What is being asked
A bare number is the only acceptable answer: how many lines of these entries include "than"?

Provided records
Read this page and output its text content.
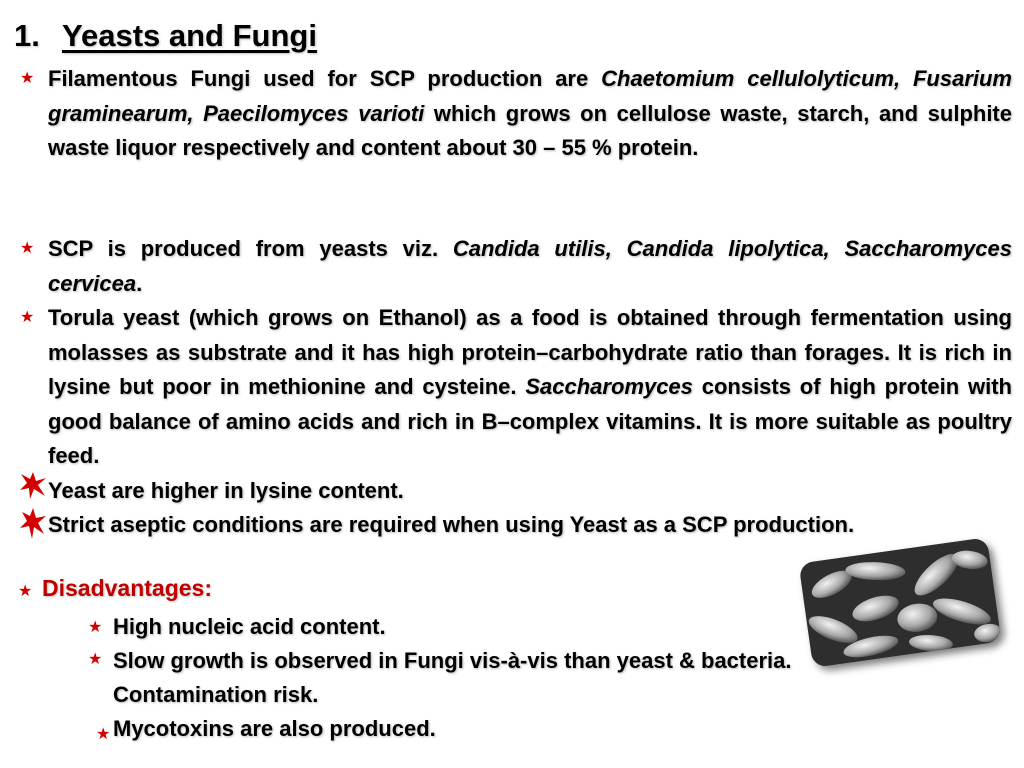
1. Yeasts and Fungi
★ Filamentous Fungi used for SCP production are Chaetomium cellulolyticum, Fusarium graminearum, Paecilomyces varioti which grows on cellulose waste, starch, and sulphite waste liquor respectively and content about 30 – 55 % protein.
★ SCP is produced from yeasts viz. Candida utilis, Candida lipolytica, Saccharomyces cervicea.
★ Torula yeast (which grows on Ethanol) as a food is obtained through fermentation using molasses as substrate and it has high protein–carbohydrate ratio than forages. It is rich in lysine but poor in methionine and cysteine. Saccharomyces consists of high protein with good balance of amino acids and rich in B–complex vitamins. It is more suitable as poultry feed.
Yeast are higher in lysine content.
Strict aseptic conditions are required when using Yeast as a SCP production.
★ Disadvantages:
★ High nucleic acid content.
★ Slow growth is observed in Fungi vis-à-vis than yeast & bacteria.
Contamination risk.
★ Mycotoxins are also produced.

Answer to the exercise
2